▶ **WHAT THE TASK REQUIRES**
Select every line below containing the word "fundamental".

::: RECORDS FOR THIS TASK

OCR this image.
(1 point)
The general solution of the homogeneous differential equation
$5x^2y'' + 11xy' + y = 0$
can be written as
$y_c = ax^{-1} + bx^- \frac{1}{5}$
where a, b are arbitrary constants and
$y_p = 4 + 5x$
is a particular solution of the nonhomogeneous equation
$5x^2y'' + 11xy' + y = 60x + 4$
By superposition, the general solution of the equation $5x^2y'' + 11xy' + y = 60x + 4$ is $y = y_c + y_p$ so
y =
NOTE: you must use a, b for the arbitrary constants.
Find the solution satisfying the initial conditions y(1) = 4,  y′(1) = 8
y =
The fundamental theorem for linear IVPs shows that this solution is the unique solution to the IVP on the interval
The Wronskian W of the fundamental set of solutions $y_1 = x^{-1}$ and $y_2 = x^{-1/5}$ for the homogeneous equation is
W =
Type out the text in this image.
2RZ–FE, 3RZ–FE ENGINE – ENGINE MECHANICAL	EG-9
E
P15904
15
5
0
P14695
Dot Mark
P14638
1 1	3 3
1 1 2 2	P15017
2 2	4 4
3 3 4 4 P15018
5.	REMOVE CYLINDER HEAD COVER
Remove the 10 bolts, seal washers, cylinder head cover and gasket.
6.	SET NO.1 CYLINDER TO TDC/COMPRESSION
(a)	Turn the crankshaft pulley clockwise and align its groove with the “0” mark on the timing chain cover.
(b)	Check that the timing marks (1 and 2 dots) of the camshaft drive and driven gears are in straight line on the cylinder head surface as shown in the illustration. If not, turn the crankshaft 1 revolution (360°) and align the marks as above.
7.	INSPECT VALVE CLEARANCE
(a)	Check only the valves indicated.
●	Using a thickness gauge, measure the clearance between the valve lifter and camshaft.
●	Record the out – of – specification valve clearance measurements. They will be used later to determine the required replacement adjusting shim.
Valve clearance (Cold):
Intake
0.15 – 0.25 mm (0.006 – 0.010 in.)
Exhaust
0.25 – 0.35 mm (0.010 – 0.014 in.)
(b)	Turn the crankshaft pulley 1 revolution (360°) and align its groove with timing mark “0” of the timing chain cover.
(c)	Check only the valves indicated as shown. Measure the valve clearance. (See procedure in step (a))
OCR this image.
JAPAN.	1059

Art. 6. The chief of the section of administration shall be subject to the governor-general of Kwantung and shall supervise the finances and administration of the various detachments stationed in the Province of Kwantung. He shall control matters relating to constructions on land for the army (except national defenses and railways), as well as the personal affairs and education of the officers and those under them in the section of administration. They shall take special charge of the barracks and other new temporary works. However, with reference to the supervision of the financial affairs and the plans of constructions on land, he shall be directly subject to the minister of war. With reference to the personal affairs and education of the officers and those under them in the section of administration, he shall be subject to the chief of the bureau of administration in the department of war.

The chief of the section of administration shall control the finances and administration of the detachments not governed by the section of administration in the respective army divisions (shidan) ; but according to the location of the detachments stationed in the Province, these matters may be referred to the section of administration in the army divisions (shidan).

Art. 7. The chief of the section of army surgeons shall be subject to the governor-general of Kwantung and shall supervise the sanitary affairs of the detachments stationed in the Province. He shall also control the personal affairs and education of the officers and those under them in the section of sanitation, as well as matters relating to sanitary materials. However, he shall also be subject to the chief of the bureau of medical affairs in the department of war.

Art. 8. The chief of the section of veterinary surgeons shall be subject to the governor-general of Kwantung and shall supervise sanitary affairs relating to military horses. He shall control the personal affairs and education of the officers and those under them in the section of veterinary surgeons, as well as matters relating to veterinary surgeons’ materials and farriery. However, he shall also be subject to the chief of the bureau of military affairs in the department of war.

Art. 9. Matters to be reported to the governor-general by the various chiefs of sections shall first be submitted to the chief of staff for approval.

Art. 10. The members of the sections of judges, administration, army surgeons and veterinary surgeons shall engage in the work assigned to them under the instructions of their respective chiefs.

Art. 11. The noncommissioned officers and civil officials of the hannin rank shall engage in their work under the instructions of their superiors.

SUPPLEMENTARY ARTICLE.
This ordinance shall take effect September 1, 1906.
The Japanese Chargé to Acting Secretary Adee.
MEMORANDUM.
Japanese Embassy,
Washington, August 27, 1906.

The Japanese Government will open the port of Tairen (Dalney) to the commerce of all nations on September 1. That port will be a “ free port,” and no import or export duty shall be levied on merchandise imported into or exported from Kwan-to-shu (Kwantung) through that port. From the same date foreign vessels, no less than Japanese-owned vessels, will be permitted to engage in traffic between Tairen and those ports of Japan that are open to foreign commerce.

::::::

▶ **RESPONSE TO THE TASK**
The fundamental theorem for linear IVPs shows that this solution is the unique solution to the IVP on the interval
The Wronskian W of the fundamental set of solutions $y_1 = x^{-1}$ and $y_2 = x^{-1/5}$ for the homogeneous equation is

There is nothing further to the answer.